Problem | Make an exact copy of each entry, leaving out every picture.

━━ Records for the task

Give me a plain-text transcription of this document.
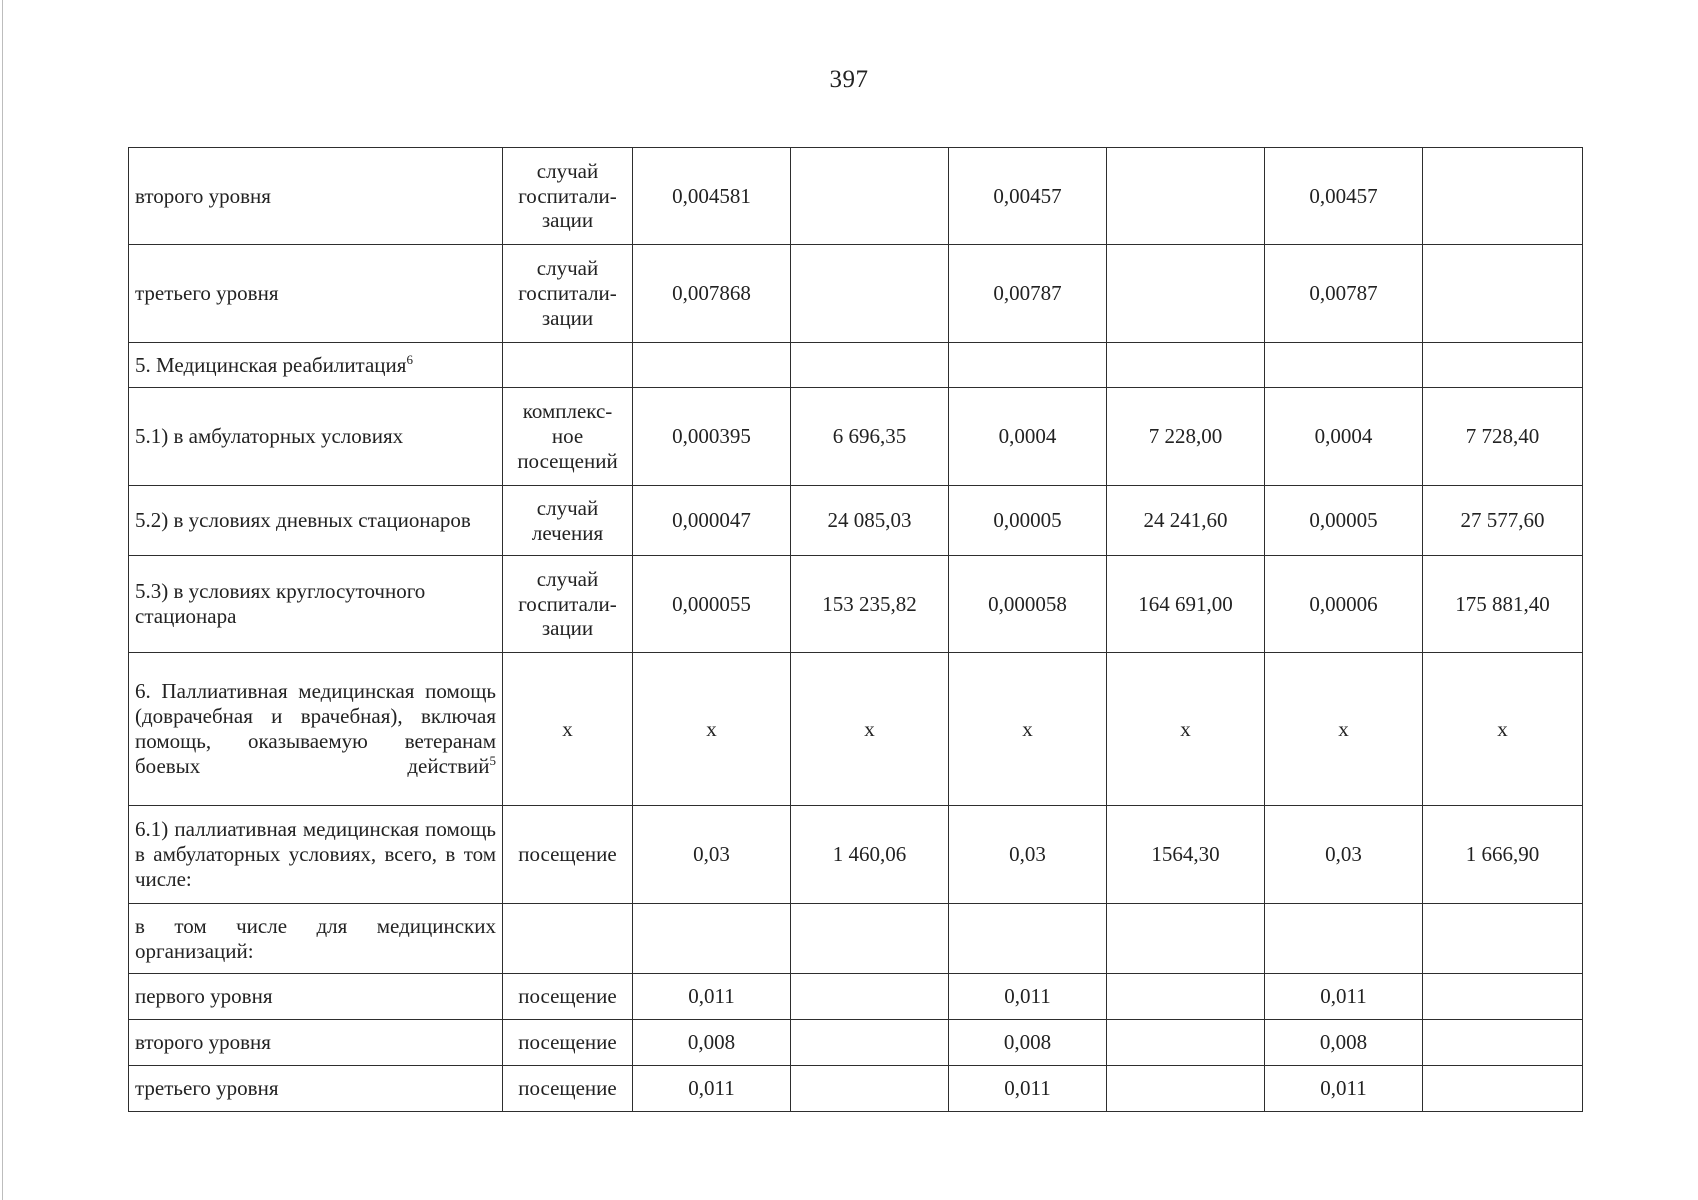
397
второго уровня	случай госпитали-зации	0,004581		0,00457		0,00457	
третьего уровня	случай госпитали-зации	0,007868		0,00787		0,00787	
5. Медицинская реабилитация$^6$							
5.1) в амбулаторных условиях	комплекс-ное посещений	0,000395	6 696,35	0,0004	7 228,00	0,0004	7 728,40
5.2) в условиях дневных стационаров	случай лечения	0,000047	24 085,03	0,00005	24 241,60	0,00005	27 577,60
5.3) в условиях круглосуточного стационара	случай госпитали-зации	0,000055	153 235,82	0,000058	164 691,00	0,00006	175 881,40
6. Паллиативная медицинская помощь (доврачебная и врачебная), включая помощь, оказываемую ветеранам боевых действий$^5$	х	х	х	х	х	х	х
6.1) паллиативная медицинская помощь в амбулаторных условиях, всего, в том числе:	посещение	0,03	1 460,06	0,03	1564,30	0,03	1 666,90
в том числе для медицинских организаций:							
первого уровня	посещение	0,011		0,011		0,011	
второго уровня	посещение	0,008		0,008		0,008	
третьего уровня	посещение	0,011		0,011		0,011	
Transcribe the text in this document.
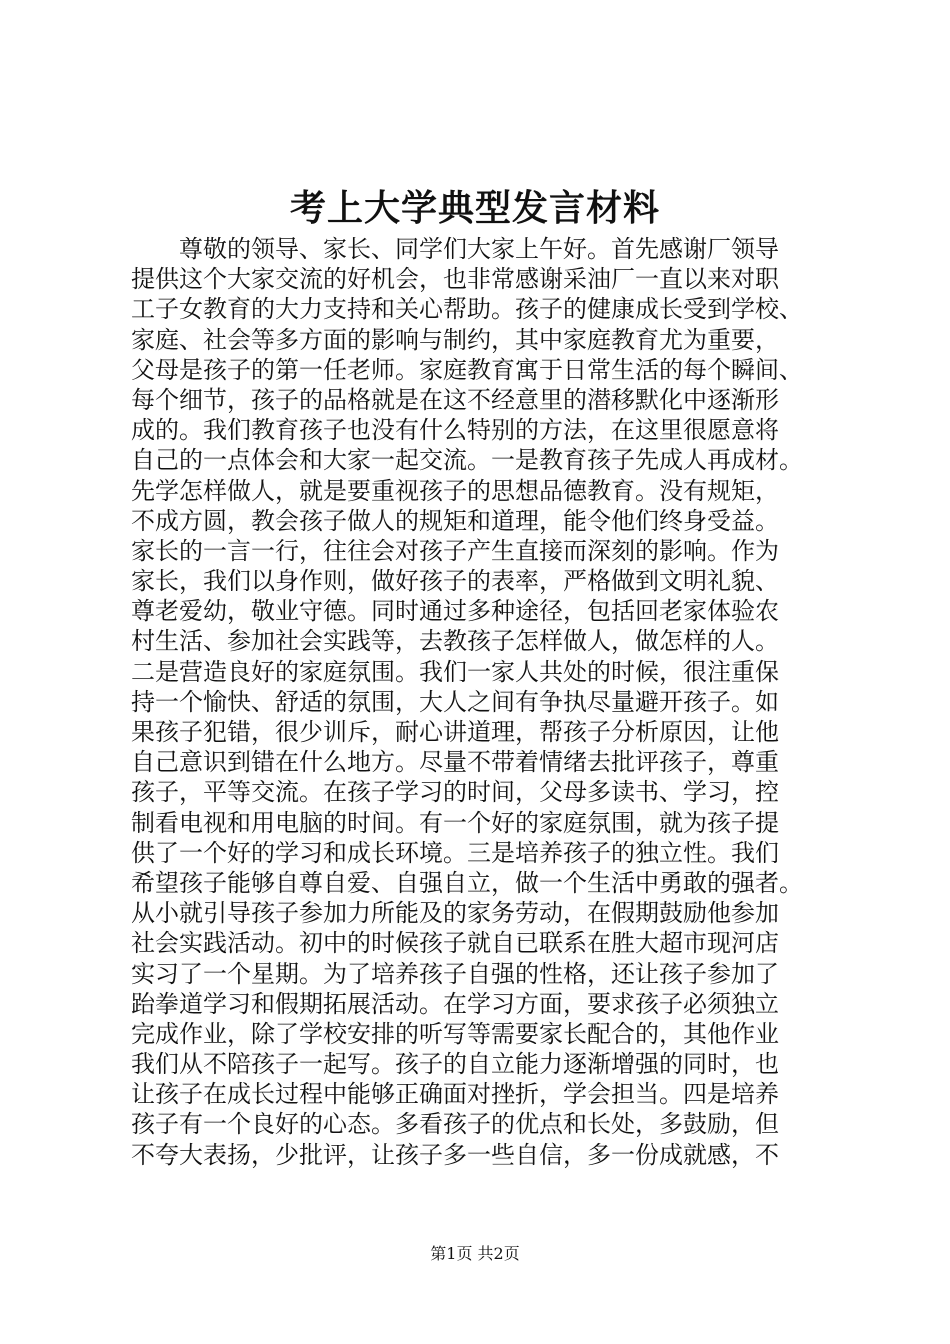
考上大学典型发言材料
　　尊敬的领导、家长、同学们大家上午好。首先感谢厂领导
提供这个大家交流的好机会，也非常感谢采油厂一直以来对职
工子女教育的大力支持和关心帮助。孩子的健康成长受到学校、
家庭、社会等多方面的影响与制约，其中家庭教育尤为重要，
父母是孩子的第一任老师。家庭教育寓于日常生活的每个瞬间、
每个细节，孩子的品格就是在这不经意里的潜移默化中逐渐形
成的。我们教育孩子也没有什么特别的方法，在这里很愿意将
自己的一点体会和大家一起交流。一是教育孩子先成人再成材。
先学怎样做人，就是要重视孩子的思想品德教育。没有规矩，
不成方圆，教会孩子做人的规矩和道理，能令他们终身受益。
家长的一言一行，往往会对孩子产生直接而深刻的影响。作为
家长，我们以身作则，做好孩子的表率，严格做到文明礼貌、
尊老爱幼，敬业守德。同时通过多种途径，包括回老家体验农
村生活、参加社会实践等，去教孩子怎样做人，做怎样的人。
二是营造良好的家庭氛围。我们一家人共处的时候，很注重保
持一个愉快、舒适的氛围，大人之间有争执尽量避开孩子。如
果孩子犯错，很少训斥，耐心讲道理，帮孩子分析原因，让他
自己意识到错在什么地方。尽量不带着情绪去批评孩子，尊重
孩子，平等交流。在孩子学习的时间，父母多读书、学习，控
制看电视和用电脑的时间。有一个好的家庭氛围，就为孩子提
供了一个好的学习和成长环境。三是培养孩子的独立性。我们
希望孩子能够自尊自爱、自强自立，做一个生活中勇敢的强者。
从小就引导孩子参加力所能及的家务劳动，在假期鼓励他参加
社会实践活动。初中的时候孩子就自已联系在胜大超市现河店
实习了一个星期。为了培养孩子自强的性格，还让孩子参加了
跆拳道学习和假期拓展活动。在学习方面，要求孩子必须独立
完成作业，除了学校安排的听写等需要家长配合的，其他作业
我们从不陪孩子一起写。孩子的自立能力逐渐增强的同时，也
让孩子在成长过程中能够正确面对挫折，学会担当。四是培养
孩子有一个良好的心态。多看孩子的优点和长处，多鼓励，但
不夸大表扬，少批评，让孩子多一些自信，多一份成就感，不
第1页 共2页
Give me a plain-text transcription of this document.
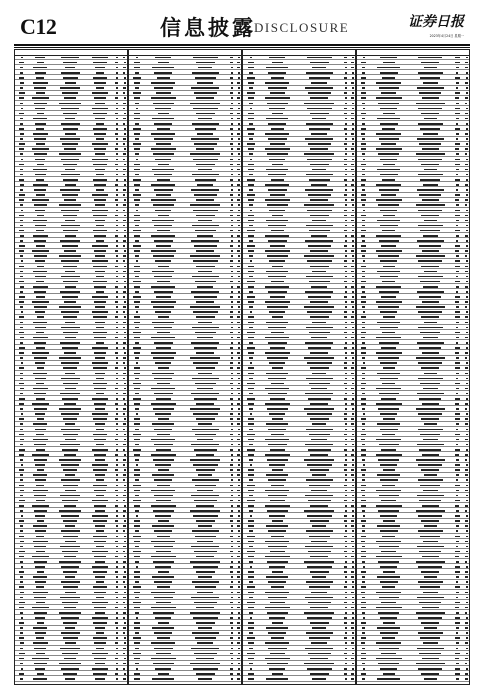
C12	信息披露
DISCLOSURE	证券日报
2023年4月24日 星期一
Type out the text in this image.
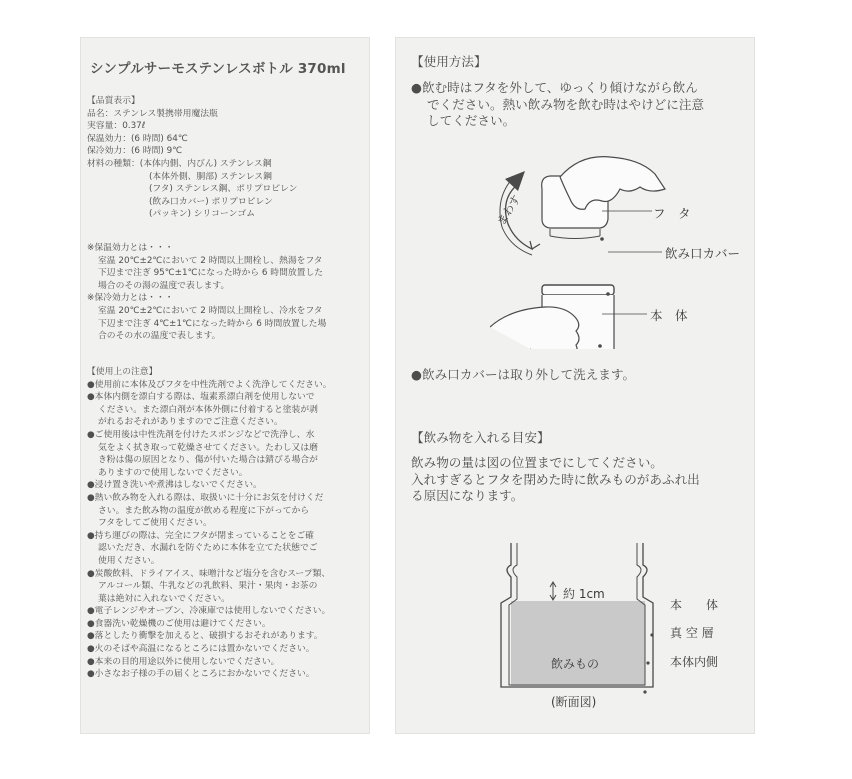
シンプルサーモステンレスボトル 370ml
【品質表示】
品名：ステンレス製携帯用魔法瓶
実容量：0.37ℓ
保温効力：(6 時間) 64℃
保冷効力：(6 時間) 9℃
材料の種類：(本体内側、内びん) ステンレス鋼
(本体外側、胴部) ステンレス鋼
(フタ) ステンレス鋼、ポリプロピレン
(飲み口カバー) ポリプロピレン
(パッキン) シリコーンゴム
※保温効力とは・・・
室温 20℃±2℃において 2 時間以上開栓し、熱湯をフタ
下辺まで注ぎ 95℃±1℃になった時から 6 時間放置した
場合のその湯の温度で表します。
※保冷効力とは・・・
室温 20℃±2℃において 2 時間以上開栓し、冷水をフタ
下辺まで注ぎ 4℃±1℃になった時から 6 時間放置した場
合のその水の温度で表します。
【使用上の注意】
●使用前に本体及びフタを中性洗剤でよく洗浄してください。
●本体内側を漂白する際は、塩素系漂白剤を使用しないで
ください。また漂白剤が本体外側に付着すると塗装が剥
がれるおそれがありますのでご注意ください。
●ご使用後は中性洗剤を付けたスポンジなどで洗浄し、水
気をよく拭き取って乾燥させてください。たわし又は磨
き粉は傷の原因となり、傷が付いた場合は錆びる場合が
ありますので使用しないでください。
●浸け置き洗いや煮沸はしないでください。
●熱い飲み物を入れる際は、取扱いに十分にお気を付けくだ
さい。また飲み物の温度が飲める程度に下がってから
フタをしてご使用ください。
●持ち運びの際は、完全にフタが閉まっていることをご確
認いただき、水漏れを防ぐために本体を立てた状態でご
使用ください。
●炭酸飲料、ドライアイス、味噌汁など塩分を含むスープ類、
アルコール類、牛乳などの乳飲料、果汁・果肉・お茶の
葉は絶対に入れないでください。
●電子レンジやオーブン、冷凍庫では使用しないでください。
●食器洗い乾燥機のご使用は避けてください。
●落としたり衝撃を加えると、破損するおそれがあります。
●火のそばや高温になるところには置かないでください。
●本来の目的用途以外に使用しないでください。
●小さなお子様の手の届くところにおかないでください。
【使用方法】
●飲む時はフタを外して、ゆっくり傾けながら飲ん
でください。熱い飲み物を飲む時はやけどに注意
してください。
まわす	フ　タ
飲み口カバー
本　体
●飲み口カバーは取り外して洗えます。
【飲み物を入れる目安】
飲み物の量は図の位置までにしてください。
入れすぎるとフタを閉めた時に飲みものがあふれ出
る原因になります。
約 1cm
飲みもの
本　　体
真 空 層
本体内側
(断面図)
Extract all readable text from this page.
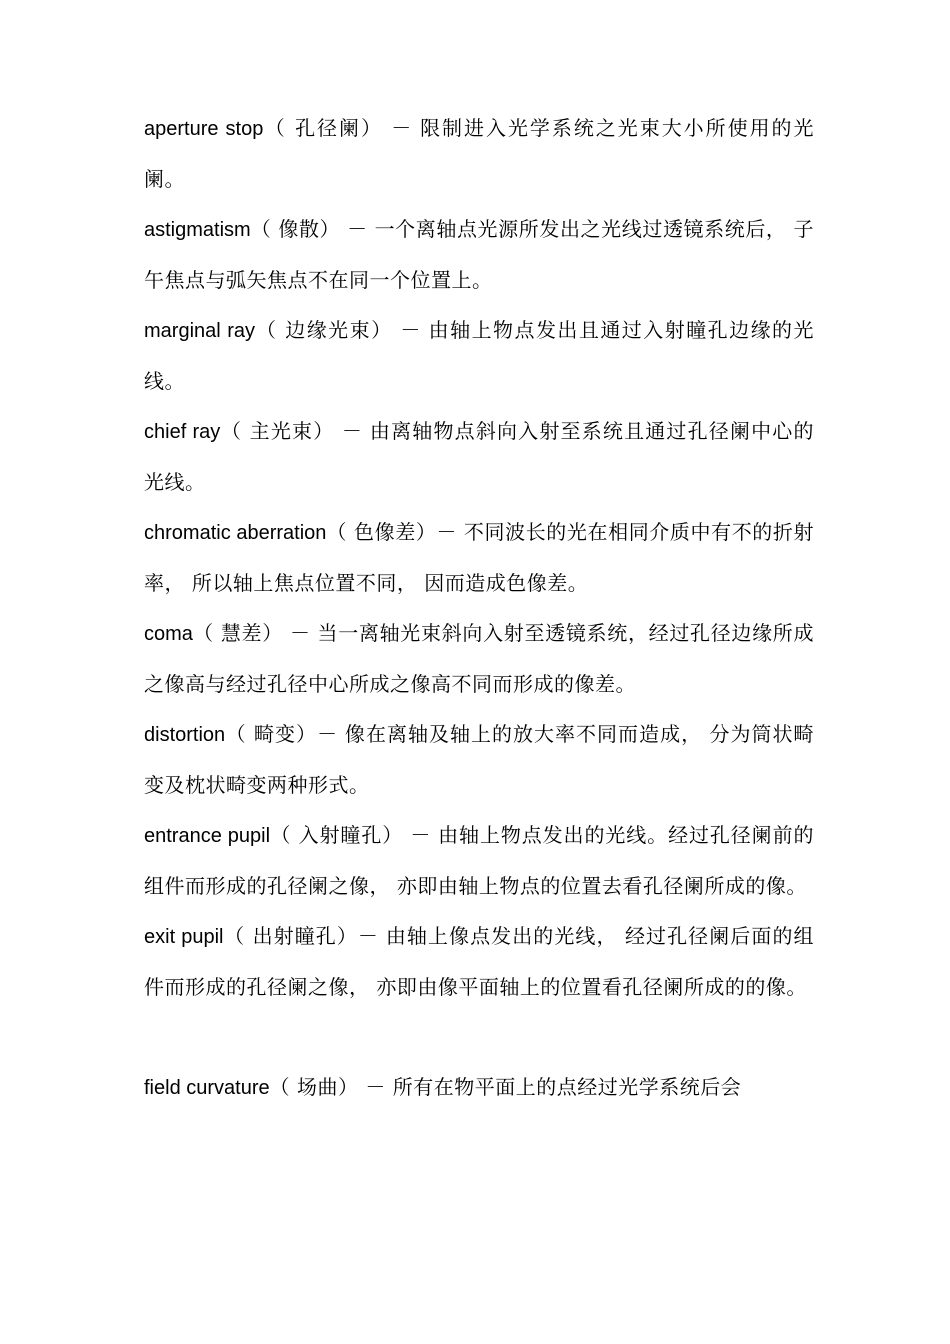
aperture stop（ 孔径阑） － 限制进入光学系统之光束大小所使用的光阑。

astigmatism（ 像散） － 一个离轴点光源所发出之光线过透镜系统后， 子午焦点与弧矢焦点不在同一个位置上。

marginal ray（ 边缘光束） － 由轴上物点发出且通过入射瞳孔边缘的光线。

chief ray（ 主光束） － 由离轴物点斜向入射至系统且通过孔径阑中心的光线。

chromatic aberration（ 色像差）－ 不同波长的光在相同介质中有不的折射率， 所以轴上焦点位置不同， 因而造成色像差。

coma（ 慧差） － 当一离轴光束斜向入射至透镜系统，经过孔径边缘所成之像高与经过孔径中心所成之像高不同而形成的像差。

distortion（ 畸变）－ 像在离轴及轴上的放大率不同而造成， 分为筒状畸变及枕状畸变两种形式。

entrance pupil（ 入射瞳孔） － 由轴上物点发出的光线。经过孔径阑前的组件而形成的孔径阑之像， 亦即由轴上物点的位置去看孔径阑所成的像。

exit pupil（ 出射瞳孔）－ 由轴上像点发出的光线， 经过孔径阑后面的组件而形成的孔径阑之像， 亦即由像平面轴上的位置看孔径阑所成的的像。

field curvature（ 场曲） － 所有在物平面上的点经过光学系统后会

━━━━

Result of this task |
Give me a plain-text transcription of this document.
397
второго уровня	случай госпитали-зации	0,004581		0,00457		0,00457	
третьего уровня	случай госпитали-зации	0,007868		0,00787		0,00787	
5. Медицинская реабилитация$^6$							
5.1) в амбулаторных условиях	комплекс-ное посещений	0,000395	6 696,35	0,0004	7 228,00	0,0004	7 728,40
5.2) в условиях дневных стационаров	случай лечения	0,000047	24 085,03	0,00005	24 241,60	0,00005	27 577,60
5.3) в условиях круглосуточного стационара	случай госпитали-зации	0,000055	153 235,82	0,000058	164 691,00	0,00006	175 881,40
6. Паллиативная медицинская помощь (доврачебная и врачебная), включая помощь, оказываемую ветеранам боевых действий$^5$	х	х	х	х	х	х	х
6.1) паллиативная медицинская помощь в амбулаторных условиях, всего, в том числе:	посещение	0,03	1 460,06	0,03	1564,30	0,03	1 666,90
в том числе для медицинских организаций:							
первого уровня	посещение	0,011		0,011		0,011	
второго уровня	посещение	0,008		0,008		0,008	
третьего уровня	посещение	0,011		0,011		0,011	
Transcribe the text in this document.
考上大学典型发言材料
　　尊敬的领导、家长、同学们大家上午好。首先感谢厂领导
提供这个大家交流的好机会，也非常感谢采油厂一直以来对职
工子女教育的大力支持和关心帮助。孩子的健康成长受到学校、
家庭、社会等多方面的影响与制约，其中家庭教育尤为重要，
父母是孩子的第一任老师。家庭教育寓于日常生活的每个瞬间、
每个细节，孩子的品格就是在这不经意里的潜移默化中逐渐形
成的。我们教育孩子也没有什么特别的方法，在这里很愿意将
自己的一点体会和大家一起交流。一是教育孩子先成人再成材。
先学怎样做人，就是要重视孩子的思想品德教育。没有规矩，
不成方圆，教会孩子做人的规矩和道理，能令他们终身受益。
家长的一言一行，往往会对孩子产生直接而深刻的影响。作为
家长，我们以身作则，做好孩子的表率，严格做到文明礼貌、
尊老爱幼，敬业守德。同时通过多种途径，包括回老家体验农
村生活、参加社会实践等，去教孩子怎样做人，做怎样的人。
二是营造良好的家庭氛围。我们一家人共处的时候，很注重保
持一个愉快、舒适的氛围，大人之间有争执尽量避开孩子。如
果孩子犯错，很少训斥，耐心讲道理，帮孩子分析原因，让他
自己意识到错在什么地方。尽量不带着情绪去批评孩子，尊重
孩子，平等交流。在孩子学习的时间，父母多读书、学习，控
制看电视和用电脑的时间。有一个好的家庭氛围，就为孩子提
供了一个好的学习和成长环境。三是培养孩子的独立性。我们
希望孩子能够自尊自爱、自强自立，做一个生活中勇敢的强者。
从小就引导孩子参加力所能及的家务劳动，在假期鼓励他参加
社会实践活动。初中的时候孩子就自已联系在胜大超市现河店
实习了一个星期。为了培养孩子自强的性格，还让孩子参加了
跆拳道学习和假期拓展活动。在学习方面，要求孩子必须独立
完成作业，除了学校安排的听写等需要家长配合的，其他作业
我们从不陪孩子一起写。孩子的自立能力逐渐增强的同时，也
让孩子在成长过程中能够正确面对挫折，学会担当。四是培养
孩子有一个良好的心态。多看孩子的优点和长处，多鼓励，但
不夸大表扬，少批评，让孩子多一些自信，多一份成就感，不
第1页 共2页
Give me a plain-text transcription of this document.
C12	信息披露
DISCLOSURE	证券日报
2023年4月24日 星期一
Type out the text in this image.
シンプルサーモステンレスボトル 370ml
【品質表示】
品名：ステンレス製携帯用魔法瓶
実容量：0.37ℓ
保温効力：(6 時間) 64℃
保冷効力：(6 時間) 9℃
材料の種類：(本体内側、内びん) ステンレス鋼
(本体外側、胴部) ステンレス鋼
(フタ) ステンレス鋼、ポリプロピレン
(飲み口カバー) ポリプロピレン
(パッキン) シリコーンゴム
※保温効力とは・・・
室温 20℃±2℃において 2 時間以上開栓し、熱湯をフタ
下辺まで注ぎ 95℃±1℃になった時から 6 時間放置した
場合のその湯の温度で表します。
※保冷効力とは・・・
室温 20℃±2℃において 2 時間以上開栓し、冷水をフタ
下辺まで注ぎ 4℃±1℃になった時から 6 時間放置した場
合のその水の温度で表します。
【使用上の注意】
●使用前に本体及びフタを中性洗剤でよく洗浄してください。
●本体内側を漂白する際は、塩素系漂白剤を使用しないで
ください。また漂白剤が本体外側に付着すると塗装が剥
がれるおそれがありますのでご注意ください。
●ご使用後は中性洗剤を付けたスポンジなどで洗浄し、水
気をよく拭き取って乾燥させてください。たわし又は磨
き粉は傷の原因となり、傷が付いた場合は錆びる場合が
ありますので使用しないでください。
●浸け置き洗いや煮沸はしないでください。
●熱い飲み物を入れる際は、取扱いに十分にお気を付けくだ
さい。また飲み物の温度が飲める程度に下がってから
フタをしてご使用ください。
●持ち運びの際は、完全にフタが閉まっていることをご確
認いただき、水漏れを防ぐために本体を立てた状態でご
使用ください。
●炭酸飲料、ドライアイス、味噌汁など塩分を含むスープ類、
アルコール類、牛乳などの乳飲料、果汁・果肉・お茶の
葉は絶対に入れないでください。
●電子レンジやオーブン、冷凍庫では使用しないでください。
●食器洗い乾燥機のご使用は避けてください。
●落としたり衝撃を加えると、破損するおそれがあります。
●火のそばや高温になるところには置かないでください。
●本来の目的用途以外に使用しないでください。
●小さなお子様の手の届くところにおかないでください。
【使用方法】
●飲む時はフタを外して、ゆっくり傾けながら飲ん
でください。熱い飲み物を飲む時はやけどに注意
してください。
まわす	フ　タ
飲み口カバー
本　体
●飲み口カバーは取り外して洗えます。
【飲み物を入れる目安】
飲み物の量は図の位置までにしてください。
入れすぎるとフタを閉めた時に飲みものがあふれ出
る原因になります。
約 1cm
飲みもの
本　　体
真 空 層
本体内側
(断面図)
Extract all readable text from this page.
aperture stop（ 孔径阑） － 限制进入光学系统之光束大小所使用的光阑。

astigmatism（ 像散） － 一个离轴点光源所发出之光线过透镜系统后， 子午焦点与弧矢焦点不在同一个位置上。

marginal ray（ 边缘光束） － 由轴上物点发出且通过入射瞳孔边缘的光线。

chief ray（ 主光束） － 由离轴物点斜向入射至系统且通过孔径阑中心的光线。

chromatic aberration（ 色像差）－ 不同波长的光在相同介质中有不的折射率， 所以轴上焦点位置不同， 因而造成色像差。

coma（ 慧差） － 当一离轴光束斜向入射至透镜系统，经过孔径边缘所成之像高与经过孔径中心所成之像高不同而形成的像差。

distortion（ 畸变）－ 像在离轴及轴上的放大率不同而造成， 分为筒状畸变及枕状畸变两种形式。

entrance pupil（ 入射瞳孔） － 由轴上物点发出的光线。经过孔径阑前的组件而形成的孔径阑之像， 亦即由轴上物点的位置去看孔径阑所成的像。

exit pupil（ 出射瞳孔）－ 由轴上像点发出的光线， 经过孔径阑后面的组件而形成的孔径阑之像， 亦即由像平面轴上的位置看孔径阑所成的的像。

field curvature（ 场曲） － 所有在物平面上的点经过光学系统后会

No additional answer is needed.